TASK INPUTS
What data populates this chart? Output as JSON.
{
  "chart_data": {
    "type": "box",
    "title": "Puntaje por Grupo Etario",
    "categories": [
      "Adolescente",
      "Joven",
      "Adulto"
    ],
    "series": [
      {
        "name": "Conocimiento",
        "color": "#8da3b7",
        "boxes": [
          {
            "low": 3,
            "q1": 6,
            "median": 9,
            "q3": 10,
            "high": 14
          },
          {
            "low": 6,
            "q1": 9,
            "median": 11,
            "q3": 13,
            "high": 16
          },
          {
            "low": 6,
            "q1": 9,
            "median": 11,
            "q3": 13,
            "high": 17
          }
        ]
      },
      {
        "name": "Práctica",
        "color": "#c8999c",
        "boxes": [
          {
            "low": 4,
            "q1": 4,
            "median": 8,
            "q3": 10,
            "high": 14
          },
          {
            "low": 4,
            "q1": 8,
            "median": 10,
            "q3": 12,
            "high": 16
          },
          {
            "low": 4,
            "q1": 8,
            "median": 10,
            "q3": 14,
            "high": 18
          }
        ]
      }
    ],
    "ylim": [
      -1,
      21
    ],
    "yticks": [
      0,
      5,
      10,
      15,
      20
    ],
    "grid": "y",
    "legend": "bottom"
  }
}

PROMPT
All of the entries should be written out again exactly.

THE RESPONSE
What data populates this chart? Output as JSON.
{
  "chart_data": {
    "type": "box",
    "title": "Puntaje por Grupo Etario",
    "categories": [
      "Adolescente",
      "Joven",
      "Adulto"
    ],
    "series": [
      {
        "name": "Conocimiento",
        "color": "#8da3b7",
        "boxes": [
          {
            "low": 3,
            "q1": 6,
            "median": 9,
            "q3": 10,
            "high": 14
          },
          {
            "low": 6,
            "q1": 9,
            "median": 11,
            "q3": 13,
            "high": 16
          },
          {
            "low": 6,
            "q1": 9,
            "median": 11,
            "q3": 13,
            "high": 17
          }
        ]
      },
      {
        "name": "Práctica",
        "color": "#c8999c",
        "boxes": [
          {
            "low": 4,
            "q1": 4,
            "median": 8,
            "q3": 10,
            "high": 14
          },
          {
            "low": 4,
            "q1": 8,
            "median": 10,
            "q3": 12,
            "high": 16
          },
          {
            "low": 4,
            "q1": 8,
            "median": 10,
            "q3": 14,
            "high": 18
          }
        ]
      }
    ],
    "ylim": [
      -1,
      21
    ],
    "yticks": [
      0,
      5,
      10,
      15,
      20
    ],
    "grid": "y",
    "legend": "bottom"
  }
}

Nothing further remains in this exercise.